*** READING PASSAGE ***

Bartram's Bits

Bartram's Bits

Ed Bartram  //  

ColdFusion
  MS SQL Server
    Project Management
      Google Search Appliance

Jun 28 / 9:54am

Renewing SSL Certificate on IIS 7 Woes

One of our Windows 2008 IIS 7.0 webservers had an SSL certificate on it that we renewed.  I thought I had it taken care of: I had generated the request, we submitted it to the authority, paid for it, received the new certificate and completed the request.  All good.  Right?  Wrong.  

The old certificate expired and the server was still using it, so users were getting "certificate expired" messages warning them to continue at their own risk.  Not good.  I checked IIS Manager, selected the server, selected Server Certificates and saw both certificates listed with the old one on top.  Ok, fine, I clicked remove for the old one, stopped and started IIS, and had my user test it.  The user confirmed we're good.  ...Except we're not.  

Later, I received an email from another user reporting the same problem.  I looked into it again and found that the server was still serving out the old certificate!  Thinking it might have been cached in my browser, I cleared everything out, but it was STILL serving the old certificate.  In retrospect I think I now know what caused the problem, but my next move probably exasperated the situation: I removed the new SSL certificate.  No SSL certificates installed on the server, but, again, it was still serving out the old cert.

But wait, it got worse.  I try to re-request a certificate from the web server and install the certificate from the authority.  Error message: CertEnroll::CX509Enrollment::p_InstallResponse: ASN1 bad tag value met. 0x8009310b (ASN: 267).  Crud.  But thanks to Google and "chaun" on the Microsoft blogs at http://blogs.msdn.com/b/webtopics/archive/2009/01/03/asn1-bad-tag-value-met-error-when-processing-a-certificate-request-in-iis-7.aspx, I was able to locate his very helpful solution #2 and re-install the certificate.  Hooray!

In some other search results I noticed that the SSL certificate needed to be rebound to port 443.  This is probably all I really needed to do before instead of removing certs, but I wasn't aware of that at the time.  And IIS 7 handles SSL Certificates different than previous versions I was familar with.  I guess I thought IIS would have handled this, but no, it doesn't.  So.  In IIS Manager, I navigated to the site, clicked bindings, located https, clicked edit, selected the SSL certificate, and OK'ed/Closed my way out of the wizards.

And that is how I spent a good part of my morning today.  I look forward to reviewing this next year!

*** End of READING PASSAGE ***
*** DATA FOR REVIEW ***

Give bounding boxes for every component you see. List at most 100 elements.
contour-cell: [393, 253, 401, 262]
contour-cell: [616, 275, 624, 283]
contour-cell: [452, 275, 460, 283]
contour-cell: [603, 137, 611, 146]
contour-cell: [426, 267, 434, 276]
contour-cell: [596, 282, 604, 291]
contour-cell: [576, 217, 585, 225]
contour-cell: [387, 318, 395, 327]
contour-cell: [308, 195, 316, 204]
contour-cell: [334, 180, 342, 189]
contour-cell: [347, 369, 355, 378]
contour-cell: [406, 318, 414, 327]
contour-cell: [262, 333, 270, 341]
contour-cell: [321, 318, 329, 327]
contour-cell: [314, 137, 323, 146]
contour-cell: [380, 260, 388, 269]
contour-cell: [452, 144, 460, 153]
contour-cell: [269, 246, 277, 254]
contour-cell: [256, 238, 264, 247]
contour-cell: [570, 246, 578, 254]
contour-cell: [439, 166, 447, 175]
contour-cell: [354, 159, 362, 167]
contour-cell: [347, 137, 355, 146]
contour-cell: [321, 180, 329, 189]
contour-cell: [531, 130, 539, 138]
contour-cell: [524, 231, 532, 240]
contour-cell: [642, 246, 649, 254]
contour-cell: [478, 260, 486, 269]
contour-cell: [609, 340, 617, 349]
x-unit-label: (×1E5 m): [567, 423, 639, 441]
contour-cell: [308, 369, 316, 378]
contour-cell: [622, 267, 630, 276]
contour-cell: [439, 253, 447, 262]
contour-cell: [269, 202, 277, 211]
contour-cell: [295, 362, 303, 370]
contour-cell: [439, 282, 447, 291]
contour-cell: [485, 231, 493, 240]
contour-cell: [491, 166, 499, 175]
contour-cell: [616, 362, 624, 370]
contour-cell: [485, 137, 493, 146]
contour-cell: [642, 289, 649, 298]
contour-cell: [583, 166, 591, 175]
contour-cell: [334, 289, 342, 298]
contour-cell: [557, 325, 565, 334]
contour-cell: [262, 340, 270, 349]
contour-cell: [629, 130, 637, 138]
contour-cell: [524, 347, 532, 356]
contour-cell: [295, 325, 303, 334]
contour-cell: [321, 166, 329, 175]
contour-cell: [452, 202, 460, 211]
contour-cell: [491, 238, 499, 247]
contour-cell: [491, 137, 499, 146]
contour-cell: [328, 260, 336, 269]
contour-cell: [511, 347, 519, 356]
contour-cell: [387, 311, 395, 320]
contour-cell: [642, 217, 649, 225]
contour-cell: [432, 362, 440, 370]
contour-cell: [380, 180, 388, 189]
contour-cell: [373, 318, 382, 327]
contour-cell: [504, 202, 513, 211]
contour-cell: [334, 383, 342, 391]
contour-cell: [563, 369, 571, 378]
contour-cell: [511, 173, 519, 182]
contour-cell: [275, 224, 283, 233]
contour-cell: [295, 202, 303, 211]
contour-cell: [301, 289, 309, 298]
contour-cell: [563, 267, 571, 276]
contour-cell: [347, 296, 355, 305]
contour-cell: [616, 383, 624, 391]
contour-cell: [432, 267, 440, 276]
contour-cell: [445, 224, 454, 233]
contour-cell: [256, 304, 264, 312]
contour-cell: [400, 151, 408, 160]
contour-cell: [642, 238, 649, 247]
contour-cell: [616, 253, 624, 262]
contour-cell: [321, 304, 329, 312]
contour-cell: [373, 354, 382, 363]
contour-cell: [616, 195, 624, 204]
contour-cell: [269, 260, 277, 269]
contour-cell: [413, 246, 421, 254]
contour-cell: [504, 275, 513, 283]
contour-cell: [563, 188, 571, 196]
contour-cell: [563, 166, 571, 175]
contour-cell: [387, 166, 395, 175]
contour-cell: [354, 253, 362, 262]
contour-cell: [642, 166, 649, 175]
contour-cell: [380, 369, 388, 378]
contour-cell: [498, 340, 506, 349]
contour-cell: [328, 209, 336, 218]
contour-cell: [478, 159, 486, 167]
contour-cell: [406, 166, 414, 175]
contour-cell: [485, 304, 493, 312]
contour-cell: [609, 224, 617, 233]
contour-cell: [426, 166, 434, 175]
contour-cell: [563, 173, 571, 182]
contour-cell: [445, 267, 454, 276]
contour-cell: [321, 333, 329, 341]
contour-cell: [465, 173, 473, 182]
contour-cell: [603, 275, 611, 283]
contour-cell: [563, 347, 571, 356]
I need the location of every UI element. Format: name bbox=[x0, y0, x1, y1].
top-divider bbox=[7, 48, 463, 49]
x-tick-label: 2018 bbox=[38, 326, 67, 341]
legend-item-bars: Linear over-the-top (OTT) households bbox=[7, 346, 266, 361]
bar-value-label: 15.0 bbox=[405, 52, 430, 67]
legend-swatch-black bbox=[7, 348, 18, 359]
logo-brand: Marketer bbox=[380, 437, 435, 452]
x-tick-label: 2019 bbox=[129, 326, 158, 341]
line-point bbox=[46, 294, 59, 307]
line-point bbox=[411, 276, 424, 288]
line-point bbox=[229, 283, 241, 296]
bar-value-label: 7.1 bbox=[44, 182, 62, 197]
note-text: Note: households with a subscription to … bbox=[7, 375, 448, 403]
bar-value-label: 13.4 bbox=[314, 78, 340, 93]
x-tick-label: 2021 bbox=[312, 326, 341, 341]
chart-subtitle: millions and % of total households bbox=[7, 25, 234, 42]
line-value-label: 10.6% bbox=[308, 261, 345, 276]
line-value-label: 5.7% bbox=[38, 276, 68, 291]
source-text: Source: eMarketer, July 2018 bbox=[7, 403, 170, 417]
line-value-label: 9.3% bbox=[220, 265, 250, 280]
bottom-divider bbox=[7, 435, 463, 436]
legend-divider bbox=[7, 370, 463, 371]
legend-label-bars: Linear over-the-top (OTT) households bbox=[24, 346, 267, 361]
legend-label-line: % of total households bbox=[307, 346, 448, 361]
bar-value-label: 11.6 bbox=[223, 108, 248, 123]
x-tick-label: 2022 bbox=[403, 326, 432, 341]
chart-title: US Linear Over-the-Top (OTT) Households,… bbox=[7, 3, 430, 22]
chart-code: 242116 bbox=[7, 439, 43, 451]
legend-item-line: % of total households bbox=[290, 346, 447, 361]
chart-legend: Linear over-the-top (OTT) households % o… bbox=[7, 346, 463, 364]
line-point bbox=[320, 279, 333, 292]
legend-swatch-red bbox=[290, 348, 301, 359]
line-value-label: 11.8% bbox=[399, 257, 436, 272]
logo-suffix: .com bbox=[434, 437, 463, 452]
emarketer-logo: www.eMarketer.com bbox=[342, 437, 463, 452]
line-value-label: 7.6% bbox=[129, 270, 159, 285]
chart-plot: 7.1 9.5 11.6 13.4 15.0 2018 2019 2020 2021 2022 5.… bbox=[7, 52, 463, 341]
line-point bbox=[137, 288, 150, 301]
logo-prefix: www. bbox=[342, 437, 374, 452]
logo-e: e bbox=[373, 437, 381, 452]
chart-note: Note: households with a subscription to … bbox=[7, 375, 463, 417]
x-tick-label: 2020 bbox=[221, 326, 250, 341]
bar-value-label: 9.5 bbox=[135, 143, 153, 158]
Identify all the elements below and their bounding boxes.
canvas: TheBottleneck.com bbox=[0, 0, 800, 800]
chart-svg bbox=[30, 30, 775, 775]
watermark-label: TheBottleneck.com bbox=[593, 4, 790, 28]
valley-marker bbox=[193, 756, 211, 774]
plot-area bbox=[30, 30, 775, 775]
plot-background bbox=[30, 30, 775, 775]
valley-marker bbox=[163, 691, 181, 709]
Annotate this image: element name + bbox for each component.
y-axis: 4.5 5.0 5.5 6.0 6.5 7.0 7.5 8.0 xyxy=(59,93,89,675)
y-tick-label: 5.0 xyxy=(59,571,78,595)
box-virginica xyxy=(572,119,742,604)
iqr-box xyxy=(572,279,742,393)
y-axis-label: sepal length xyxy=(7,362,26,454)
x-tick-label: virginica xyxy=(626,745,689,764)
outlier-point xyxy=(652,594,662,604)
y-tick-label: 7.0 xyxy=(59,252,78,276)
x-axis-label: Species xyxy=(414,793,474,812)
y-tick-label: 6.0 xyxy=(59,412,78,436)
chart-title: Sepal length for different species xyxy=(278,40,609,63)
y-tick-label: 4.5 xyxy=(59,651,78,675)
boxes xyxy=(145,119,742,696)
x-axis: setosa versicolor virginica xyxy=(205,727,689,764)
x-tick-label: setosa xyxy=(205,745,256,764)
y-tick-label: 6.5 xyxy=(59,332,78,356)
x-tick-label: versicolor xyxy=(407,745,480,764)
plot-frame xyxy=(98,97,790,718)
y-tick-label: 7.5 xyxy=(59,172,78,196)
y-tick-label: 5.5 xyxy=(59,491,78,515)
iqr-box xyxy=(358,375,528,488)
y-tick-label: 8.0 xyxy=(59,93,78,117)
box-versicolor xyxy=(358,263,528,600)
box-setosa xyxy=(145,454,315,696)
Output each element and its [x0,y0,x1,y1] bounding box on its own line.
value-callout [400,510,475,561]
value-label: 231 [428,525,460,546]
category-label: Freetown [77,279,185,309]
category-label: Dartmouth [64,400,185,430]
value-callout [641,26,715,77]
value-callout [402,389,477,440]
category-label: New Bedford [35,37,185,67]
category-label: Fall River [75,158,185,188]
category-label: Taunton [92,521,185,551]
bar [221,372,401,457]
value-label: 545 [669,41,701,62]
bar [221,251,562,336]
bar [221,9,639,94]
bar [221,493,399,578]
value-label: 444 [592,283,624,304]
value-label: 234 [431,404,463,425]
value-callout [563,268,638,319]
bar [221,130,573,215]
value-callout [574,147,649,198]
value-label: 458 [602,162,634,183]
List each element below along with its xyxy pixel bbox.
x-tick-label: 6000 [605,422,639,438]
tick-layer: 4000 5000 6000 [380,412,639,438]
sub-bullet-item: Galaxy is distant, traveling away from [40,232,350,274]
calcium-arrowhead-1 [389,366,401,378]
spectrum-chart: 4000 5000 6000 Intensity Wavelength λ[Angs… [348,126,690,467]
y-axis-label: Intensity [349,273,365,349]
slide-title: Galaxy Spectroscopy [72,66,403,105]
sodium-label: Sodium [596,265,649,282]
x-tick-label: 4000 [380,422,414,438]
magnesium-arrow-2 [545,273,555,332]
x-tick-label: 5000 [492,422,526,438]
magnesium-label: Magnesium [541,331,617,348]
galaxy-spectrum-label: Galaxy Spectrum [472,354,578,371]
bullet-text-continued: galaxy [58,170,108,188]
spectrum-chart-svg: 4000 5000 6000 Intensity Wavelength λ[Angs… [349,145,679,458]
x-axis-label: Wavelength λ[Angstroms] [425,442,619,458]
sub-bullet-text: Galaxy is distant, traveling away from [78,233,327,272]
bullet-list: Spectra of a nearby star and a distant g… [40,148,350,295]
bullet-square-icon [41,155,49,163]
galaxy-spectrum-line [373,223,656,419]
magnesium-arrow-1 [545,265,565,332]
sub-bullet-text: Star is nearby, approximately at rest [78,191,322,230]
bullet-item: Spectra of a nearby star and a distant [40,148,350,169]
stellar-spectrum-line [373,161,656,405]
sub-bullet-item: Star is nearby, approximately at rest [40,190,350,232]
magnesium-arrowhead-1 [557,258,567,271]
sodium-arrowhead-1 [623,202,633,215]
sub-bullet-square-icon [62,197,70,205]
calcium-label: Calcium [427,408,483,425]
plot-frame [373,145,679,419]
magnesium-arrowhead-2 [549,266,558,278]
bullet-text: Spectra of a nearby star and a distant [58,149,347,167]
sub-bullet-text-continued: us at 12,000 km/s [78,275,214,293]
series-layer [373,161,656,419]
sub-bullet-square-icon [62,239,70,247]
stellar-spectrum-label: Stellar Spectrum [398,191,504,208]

*** End of DATA FOR REVIEW ***

| WHAT TO DO |
1. According to the blog post on renewing an SSL certificate, to which port did the certificate need to be rebound?
2. Reproduce word for word the stretch of the blog post on renewing an SSL certificate from "Renewing SSL Certificate" through "good.  Right?  Wrong.".

| RESULTS FOR THE EXERCISE |
1. Port 443.

2.
Renewing SSL Certificate on IIS 7 Woes

One of our Windows 2008 IIS 7.0 webservers had an SSL certificate on it that we renewed.  I thought I had it taken care of: I had generated the request, we submitted it to the authority, paid for it, received the new certificate and completed the request.  All good.  Right?  Wrong.